### TEXT SHOWN
==================================================

Let's be more precise. There are emotions you are _aware_ of and emotions that
you are not. When we say "consciously feel" it, we are talking about
awareness.

Awareness can be trained and expanded. Awareness can also be conditioned to
avoid painful and unpleasant experiences. In such a way, emotions can be
buried deep in the psyche, with mental constructs that filter someone from
feeling it.

It's also been in my experience that burying painful emotions leads to rot.

------
mettamage
Reminds me of a neuroscience article of Berridge where he talks about emotions
that we're not conscious of. I did some digging and found of articles of
Berridge. It seems that he mainly worked with another researcher who knows
more about this: Piotr Winkielman.

==================================================

### DATA SHOWN
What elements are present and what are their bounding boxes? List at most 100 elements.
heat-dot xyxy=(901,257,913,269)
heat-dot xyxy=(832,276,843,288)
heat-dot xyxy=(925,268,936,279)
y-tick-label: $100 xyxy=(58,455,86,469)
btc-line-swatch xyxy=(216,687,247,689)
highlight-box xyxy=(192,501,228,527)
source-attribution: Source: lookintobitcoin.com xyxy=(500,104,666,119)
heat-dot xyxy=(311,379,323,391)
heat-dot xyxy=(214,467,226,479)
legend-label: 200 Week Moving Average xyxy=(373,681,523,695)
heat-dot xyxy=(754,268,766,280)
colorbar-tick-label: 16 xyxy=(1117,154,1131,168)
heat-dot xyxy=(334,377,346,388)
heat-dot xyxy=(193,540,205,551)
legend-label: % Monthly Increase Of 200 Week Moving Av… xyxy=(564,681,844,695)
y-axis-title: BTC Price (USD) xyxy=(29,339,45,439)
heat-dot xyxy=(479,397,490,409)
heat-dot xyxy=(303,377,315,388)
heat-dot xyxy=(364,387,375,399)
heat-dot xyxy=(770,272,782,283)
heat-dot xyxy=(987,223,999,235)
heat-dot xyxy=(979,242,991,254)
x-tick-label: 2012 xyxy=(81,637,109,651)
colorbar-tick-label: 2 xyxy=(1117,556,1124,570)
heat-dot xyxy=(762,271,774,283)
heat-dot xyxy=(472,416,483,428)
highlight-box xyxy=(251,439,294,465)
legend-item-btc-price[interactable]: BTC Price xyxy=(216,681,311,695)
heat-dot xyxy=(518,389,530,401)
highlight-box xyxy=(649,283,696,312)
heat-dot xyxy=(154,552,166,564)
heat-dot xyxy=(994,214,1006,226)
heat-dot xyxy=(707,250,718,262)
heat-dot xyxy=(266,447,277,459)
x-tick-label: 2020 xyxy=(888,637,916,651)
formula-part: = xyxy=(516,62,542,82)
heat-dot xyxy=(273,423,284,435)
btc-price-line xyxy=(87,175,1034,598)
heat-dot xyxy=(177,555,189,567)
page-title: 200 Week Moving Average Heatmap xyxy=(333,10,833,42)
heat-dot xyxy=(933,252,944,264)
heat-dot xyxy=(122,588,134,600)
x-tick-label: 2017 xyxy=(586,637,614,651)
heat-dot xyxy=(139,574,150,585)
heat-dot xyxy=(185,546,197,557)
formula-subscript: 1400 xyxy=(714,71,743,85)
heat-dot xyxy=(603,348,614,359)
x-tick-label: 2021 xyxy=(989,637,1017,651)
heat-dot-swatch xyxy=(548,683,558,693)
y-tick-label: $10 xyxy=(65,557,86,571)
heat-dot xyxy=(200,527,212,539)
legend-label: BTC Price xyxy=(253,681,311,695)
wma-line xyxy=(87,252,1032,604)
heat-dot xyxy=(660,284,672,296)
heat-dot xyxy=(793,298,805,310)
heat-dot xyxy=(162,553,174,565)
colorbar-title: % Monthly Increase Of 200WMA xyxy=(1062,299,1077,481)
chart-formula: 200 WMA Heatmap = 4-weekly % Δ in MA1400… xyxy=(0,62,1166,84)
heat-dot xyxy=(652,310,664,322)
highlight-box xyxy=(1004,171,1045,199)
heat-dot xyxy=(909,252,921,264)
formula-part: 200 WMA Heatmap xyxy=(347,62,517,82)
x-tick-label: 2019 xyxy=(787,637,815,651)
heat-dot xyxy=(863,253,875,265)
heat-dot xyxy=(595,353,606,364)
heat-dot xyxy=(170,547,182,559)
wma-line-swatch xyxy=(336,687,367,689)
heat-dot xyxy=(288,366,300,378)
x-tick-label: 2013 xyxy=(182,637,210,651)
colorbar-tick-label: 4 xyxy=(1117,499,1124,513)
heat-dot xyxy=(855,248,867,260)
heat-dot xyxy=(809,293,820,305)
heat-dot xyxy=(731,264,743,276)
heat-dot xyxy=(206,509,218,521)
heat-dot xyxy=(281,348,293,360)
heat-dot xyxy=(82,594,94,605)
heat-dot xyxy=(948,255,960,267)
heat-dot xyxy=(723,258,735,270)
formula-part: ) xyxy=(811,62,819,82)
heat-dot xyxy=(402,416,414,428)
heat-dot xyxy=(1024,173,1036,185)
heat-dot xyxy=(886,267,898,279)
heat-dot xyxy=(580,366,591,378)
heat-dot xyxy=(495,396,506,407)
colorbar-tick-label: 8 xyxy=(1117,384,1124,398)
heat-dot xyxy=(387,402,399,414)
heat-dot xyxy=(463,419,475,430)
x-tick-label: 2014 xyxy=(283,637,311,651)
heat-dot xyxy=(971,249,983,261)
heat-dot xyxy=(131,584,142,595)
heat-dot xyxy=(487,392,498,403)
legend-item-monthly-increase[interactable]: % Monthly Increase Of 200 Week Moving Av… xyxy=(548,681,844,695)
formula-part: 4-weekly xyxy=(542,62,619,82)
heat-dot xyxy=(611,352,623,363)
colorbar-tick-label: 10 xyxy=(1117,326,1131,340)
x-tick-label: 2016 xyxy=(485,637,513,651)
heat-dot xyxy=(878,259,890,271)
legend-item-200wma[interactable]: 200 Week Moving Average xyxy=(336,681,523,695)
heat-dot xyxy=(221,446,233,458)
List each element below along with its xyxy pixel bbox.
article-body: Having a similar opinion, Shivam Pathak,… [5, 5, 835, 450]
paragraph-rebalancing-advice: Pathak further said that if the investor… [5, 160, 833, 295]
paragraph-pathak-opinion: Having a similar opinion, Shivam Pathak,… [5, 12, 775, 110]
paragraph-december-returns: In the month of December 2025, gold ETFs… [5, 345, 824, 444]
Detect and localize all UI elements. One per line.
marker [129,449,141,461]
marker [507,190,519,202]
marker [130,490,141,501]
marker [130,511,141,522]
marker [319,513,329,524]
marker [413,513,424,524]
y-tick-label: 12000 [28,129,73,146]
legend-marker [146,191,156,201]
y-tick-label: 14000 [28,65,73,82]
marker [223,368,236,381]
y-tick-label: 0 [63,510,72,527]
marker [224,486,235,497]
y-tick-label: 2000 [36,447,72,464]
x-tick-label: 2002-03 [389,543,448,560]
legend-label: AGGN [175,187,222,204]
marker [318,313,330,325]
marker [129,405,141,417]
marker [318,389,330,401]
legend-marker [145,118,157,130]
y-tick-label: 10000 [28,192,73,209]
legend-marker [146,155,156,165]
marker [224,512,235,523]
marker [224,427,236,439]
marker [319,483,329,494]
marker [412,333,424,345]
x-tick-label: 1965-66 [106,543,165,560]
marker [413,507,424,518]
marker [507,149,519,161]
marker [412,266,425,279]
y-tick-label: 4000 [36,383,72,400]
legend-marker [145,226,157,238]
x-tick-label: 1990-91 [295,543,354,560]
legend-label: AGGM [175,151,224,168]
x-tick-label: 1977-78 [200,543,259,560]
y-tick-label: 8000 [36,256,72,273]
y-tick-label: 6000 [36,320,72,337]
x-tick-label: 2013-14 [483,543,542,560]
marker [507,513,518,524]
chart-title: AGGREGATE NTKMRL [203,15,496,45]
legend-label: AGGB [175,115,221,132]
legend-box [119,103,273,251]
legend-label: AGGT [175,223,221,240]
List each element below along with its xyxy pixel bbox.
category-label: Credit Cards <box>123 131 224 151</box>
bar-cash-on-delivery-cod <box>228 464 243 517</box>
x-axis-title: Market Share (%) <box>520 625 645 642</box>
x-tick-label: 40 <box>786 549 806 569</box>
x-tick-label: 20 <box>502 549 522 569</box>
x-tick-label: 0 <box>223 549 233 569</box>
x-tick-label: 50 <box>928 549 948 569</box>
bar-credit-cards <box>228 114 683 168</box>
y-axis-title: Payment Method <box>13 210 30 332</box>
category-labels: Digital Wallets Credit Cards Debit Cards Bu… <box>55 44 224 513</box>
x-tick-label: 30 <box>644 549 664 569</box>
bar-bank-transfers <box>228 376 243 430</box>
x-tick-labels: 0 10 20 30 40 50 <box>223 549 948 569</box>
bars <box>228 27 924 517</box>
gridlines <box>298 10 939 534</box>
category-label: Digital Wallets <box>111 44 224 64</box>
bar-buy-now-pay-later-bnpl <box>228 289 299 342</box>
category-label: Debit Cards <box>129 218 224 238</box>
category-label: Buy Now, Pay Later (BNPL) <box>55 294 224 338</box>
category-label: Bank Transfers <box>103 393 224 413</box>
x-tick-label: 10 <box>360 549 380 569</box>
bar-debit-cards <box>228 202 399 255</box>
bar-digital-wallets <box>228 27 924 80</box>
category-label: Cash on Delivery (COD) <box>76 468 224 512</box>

==================================================

### WORK ORDER 1
Summarize the thread on emotional awareness in two sentences.
### WORK ORDER 2
Quote the passage from the thread on emotional awareness starting with "Awareness can be" and going on through "leads to rot.".

### TASK OUTPUT 1
The first post separates emotions people are aware of from those they are not, and notes that awareness can be trained and expanded but also conditioned to avoid painful experiences, so emotions can be buried deep in the psyche, which in the writer's experience leads to rot. A reply recalls a neuroscience article by Berridge on emotions we're not conscious of and names Piotr Winkielman, a researcher Berridge mainly worked with who knows more about this.

### TASK OUTPUT 2
Awareness can be trained and expanded. Awareness can also be conditioned to
avoid painful and unpleasant experiences. In such a way, emotions can be
buried deep in the psyche, with mental constructs that filter someone from
feeling it.

It's also been in my experience that burying painful emotions leads to rot.